GIVEN PROBLEM =>
Repeat the entries from the line containing "What elements are" through the line containing "Text: the 4", both included, and reproduce nothing else.

PROVIDED INFORMATION =>
— BEGIN —

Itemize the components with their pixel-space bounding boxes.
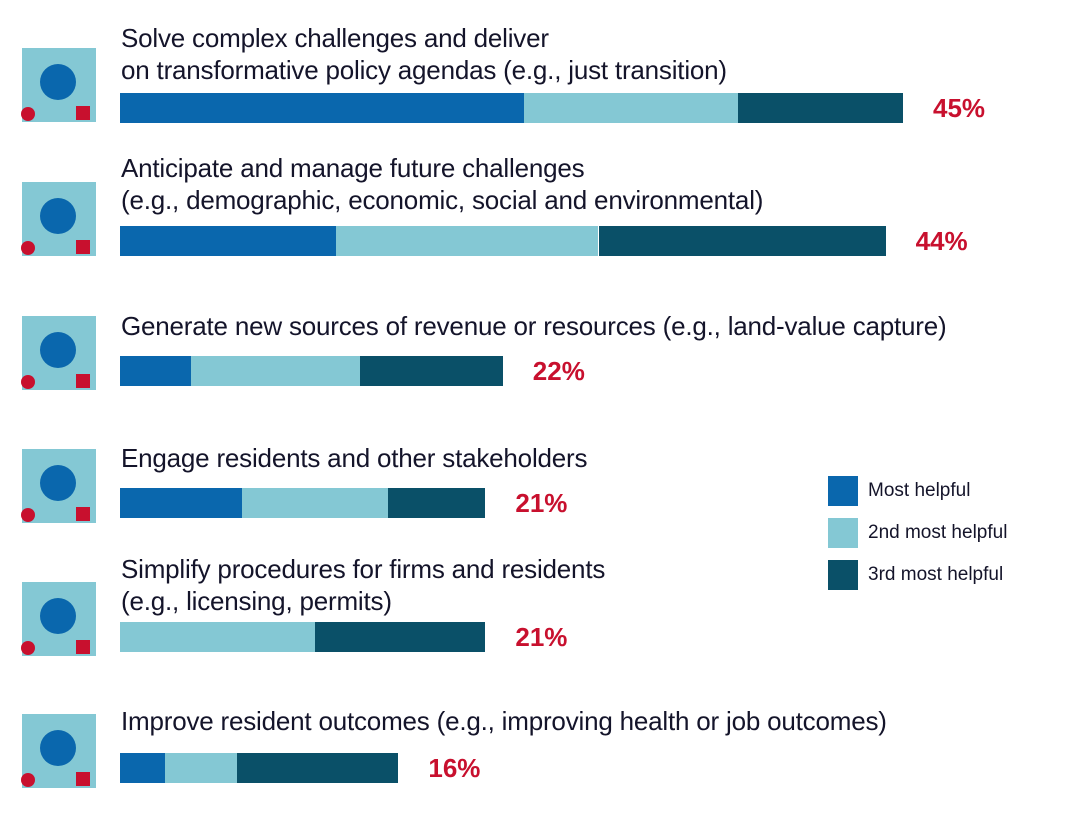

— END —
— BEGIN —

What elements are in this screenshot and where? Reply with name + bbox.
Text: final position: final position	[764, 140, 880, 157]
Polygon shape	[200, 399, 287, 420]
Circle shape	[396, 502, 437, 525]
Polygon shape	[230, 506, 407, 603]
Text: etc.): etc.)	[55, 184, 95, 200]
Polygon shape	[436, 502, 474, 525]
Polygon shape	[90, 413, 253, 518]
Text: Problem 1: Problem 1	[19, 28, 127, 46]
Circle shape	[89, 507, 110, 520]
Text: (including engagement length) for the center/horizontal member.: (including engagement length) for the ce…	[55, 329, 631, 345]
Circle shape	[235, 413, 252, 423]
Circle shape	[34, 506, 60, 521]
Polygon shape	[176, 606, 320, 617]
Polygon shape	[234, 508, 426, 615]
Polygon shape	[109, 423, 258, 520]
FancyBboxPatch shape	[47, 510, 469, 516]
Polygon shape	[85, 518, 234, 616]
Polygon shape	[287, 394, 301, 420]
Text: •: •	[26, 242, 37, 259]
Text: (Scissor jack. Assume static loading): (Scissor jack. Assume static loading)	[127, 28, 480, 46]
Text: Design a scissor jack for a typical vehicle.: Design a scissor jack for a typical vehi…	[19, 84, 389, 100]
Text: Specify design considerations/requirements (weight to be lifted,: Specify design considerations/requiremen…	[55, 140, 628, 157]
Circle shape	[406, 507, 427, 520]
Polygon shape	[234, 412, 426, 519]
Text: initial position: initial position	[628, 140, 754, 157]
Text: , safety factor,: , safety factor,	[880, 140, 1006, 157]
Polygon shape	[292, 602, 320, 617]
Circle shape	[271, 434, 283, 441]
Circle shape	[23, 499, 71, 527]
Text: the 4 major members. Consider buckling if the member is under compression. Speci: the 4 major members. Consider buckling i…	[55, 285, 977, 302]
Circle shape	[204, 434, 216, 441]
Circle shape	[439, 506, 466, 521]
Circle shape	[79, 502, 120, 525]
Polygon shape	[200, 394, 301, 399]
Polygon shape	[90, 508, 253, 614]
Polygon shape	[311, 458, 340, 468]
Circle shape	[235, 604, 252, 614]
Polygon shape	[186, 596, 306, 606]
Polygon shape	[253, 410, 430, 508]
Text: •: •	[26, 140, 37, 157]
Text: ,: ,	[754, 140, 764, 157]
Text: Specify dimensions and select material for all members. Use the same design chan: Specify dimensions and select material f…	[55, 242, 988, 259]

— END —

FINAL RESULT =>
What elements are in this screenshot and where? Reply with name + bbox.
Text: final position: final position	[764, 140, 880, 157]
Polygon shape	[200, 399, 287, 420]
Circle shape	[396, 502, 437, 525]
Polygon shape	[230, 506, 407, 603]
Text: etc.): etc.)	[55, 184, 95, 200]
Polygon shape	[436, 502, 474, 525]
Polygon shape	[90, 413, 253, 518]
Text: Problem 1: Problem 1	[19, 28, 127, 46]
Circle shape	[89, 507, 110, 520]
Text: (including engagement length) for the center/horizontal member.: (including engagement length) for the ce…	[55, 329, 631, 345]
Circle shape	[235, 413, 252, 423]
Circle shape	[34, 506, 60, 521]
Polygon shape	[176, 606, 320, 617]
Polygon shape	[234, 508, 426, 615]
Polygon shape	[109, 423, 258, 520]
FancyBboxPatch shape	[47, 510, 469, 516]
Polygon shape	[85, 518, 234, 616]
Polygon shape	[287, 394, 301, 420]
Text: •: •	[26, 242, 37, 259]
Text: (Scissor jack. Assume static loading): (Scissor jack. Assume static loading)	[127, 28, 480, 46]
Text: Design a scissor jack for a typical vehicle.: Design a scissor jack for a typical vehi…	[19, 84, 389, 100]
Text: Specify design considerations/requirements (weight to be lifted,: Specify design considerations/requiremen…	[55, 140, 628, 157]
Circle shape	[406, 507, 427, 520]
Polygon shape	[234, 412, 426, 519]
Text: initial position: initial position	[628, 140, 754, 157]
Text: , safety factor,: , safety factor,	[880, 140, 1006, 157]
Polygon shape	[292, 602, 320, 617]
Circle shape	[271, 434, 283, 441]
Circle shape	[23, 499, 71, 527]
Text: the 4 major members. Consider buckling if the member is under compression. Speci: the 4 major members. Consider buckling i…	[55, 285, 977, 302]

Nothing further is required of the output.